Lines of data
———

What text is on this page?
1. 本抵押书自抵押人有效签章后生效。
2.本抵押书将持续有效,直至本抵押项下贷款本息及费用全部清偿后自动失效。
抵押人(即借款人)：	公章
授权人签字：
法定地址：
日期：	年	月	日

———

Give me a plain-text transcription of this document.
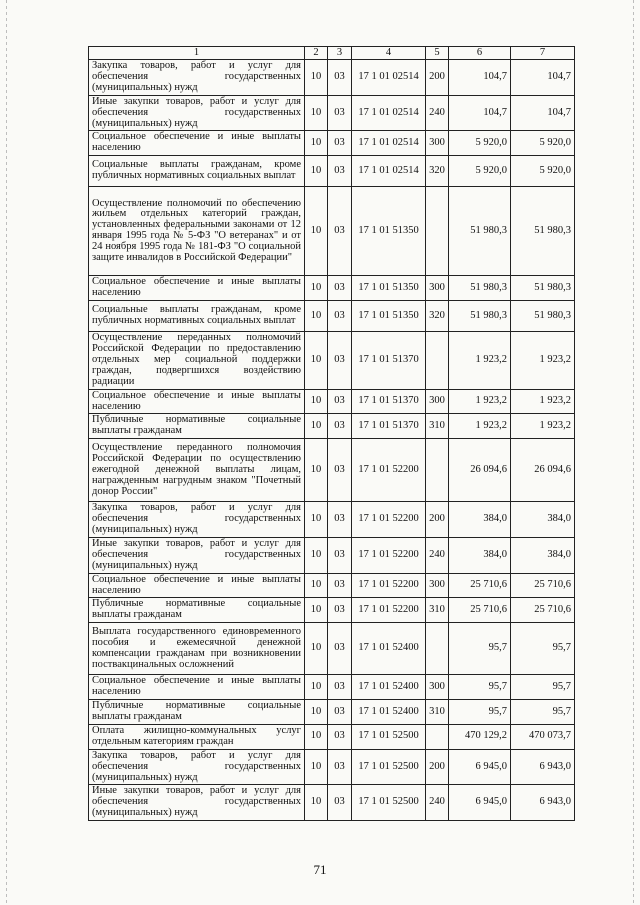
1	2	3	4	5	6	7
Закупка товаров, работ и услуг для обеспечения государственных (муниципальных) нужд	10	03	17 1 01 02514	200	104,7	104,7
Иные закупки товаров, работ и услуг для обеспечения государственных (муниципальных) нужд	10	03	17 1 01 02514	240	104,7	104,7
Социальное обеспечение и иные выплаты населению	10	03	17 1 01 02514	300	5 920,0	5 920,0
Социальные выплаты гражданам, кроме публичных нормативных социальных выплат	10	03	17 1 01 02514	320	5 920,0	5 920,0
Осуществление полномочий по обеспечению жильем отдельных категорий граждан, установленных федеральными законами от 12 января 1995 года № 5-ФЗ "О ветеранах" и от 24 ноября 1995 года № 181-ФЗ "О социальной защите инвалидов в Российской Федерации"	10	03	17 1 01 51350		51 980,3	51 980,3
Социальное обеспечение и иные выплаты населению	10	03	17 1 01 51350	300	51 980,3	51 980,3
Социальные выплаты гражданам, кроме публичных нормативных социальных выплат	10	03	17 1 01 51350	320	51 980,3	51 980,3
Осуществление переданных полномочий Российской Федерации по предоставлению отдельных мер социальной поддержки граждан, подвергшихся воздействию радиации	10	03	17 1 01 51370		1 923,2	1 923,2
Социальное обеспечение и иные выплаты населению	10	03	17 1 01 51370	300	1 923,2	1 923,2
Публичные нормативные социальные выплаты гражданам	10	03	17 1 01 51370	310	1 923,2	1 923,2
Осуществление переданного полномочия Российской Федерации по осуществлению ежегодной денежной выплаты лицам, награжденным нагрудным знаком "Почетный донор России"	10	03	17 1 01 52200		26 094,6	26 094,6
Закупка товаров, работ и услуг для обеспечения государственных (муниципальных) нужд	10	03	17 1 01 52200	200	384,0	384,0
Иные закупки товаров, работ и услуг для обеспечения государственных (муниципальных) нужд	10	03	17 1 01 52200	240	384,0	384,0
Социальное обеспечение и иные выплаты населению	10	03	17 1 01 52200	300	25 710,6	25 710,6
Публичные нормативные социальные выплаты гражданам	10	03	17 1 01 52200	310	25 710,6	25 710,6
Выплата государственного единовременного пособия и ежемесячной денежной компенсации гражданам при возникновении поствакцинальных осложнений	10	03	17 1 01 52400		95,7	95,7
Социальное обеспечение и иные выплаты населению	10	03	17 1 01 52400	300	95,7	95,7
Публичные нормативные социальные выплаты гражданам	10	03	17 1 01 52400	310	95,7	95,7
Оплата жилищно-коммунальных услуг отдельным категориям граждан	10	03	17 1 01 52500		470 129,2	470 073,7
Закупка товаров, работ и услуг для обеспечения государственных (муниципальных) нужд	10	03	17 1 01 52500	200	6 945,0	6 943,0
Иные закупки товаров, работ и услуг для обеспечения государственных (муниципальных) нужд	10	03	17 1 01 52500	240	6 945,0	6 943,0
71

———

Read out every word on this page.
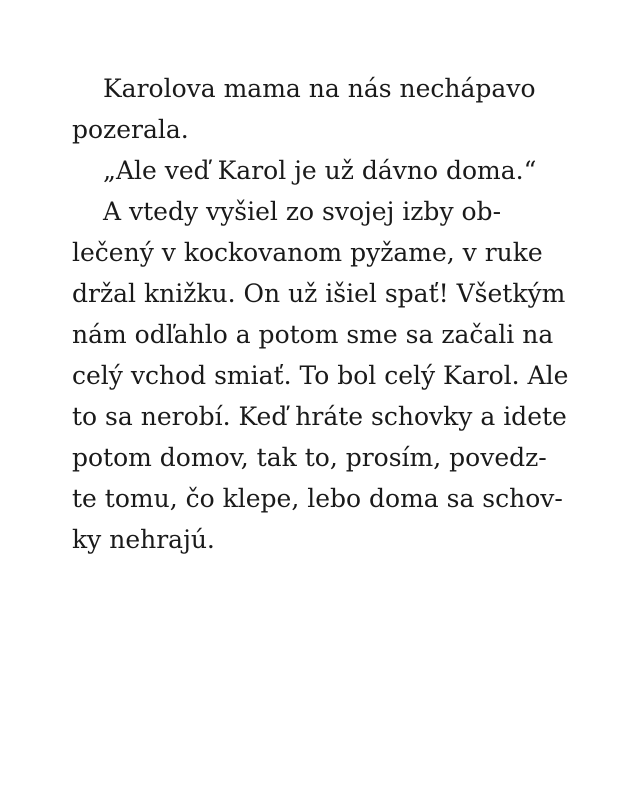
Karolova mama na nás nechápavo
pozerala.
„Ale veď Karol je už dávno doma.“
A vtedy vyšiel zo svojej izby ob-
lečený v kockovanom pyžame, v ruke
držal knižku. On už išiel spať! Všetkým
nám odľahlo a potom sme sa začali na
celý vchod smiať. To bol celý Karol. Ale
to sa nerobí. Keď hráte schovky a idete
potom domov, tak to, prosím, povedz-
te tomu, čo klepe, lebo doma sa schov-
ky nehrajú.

———

## Task directions
Read the entries above, then pull out the lines that include "page".

## Response to the exercise
What text is on this page?
Read out every word on this page.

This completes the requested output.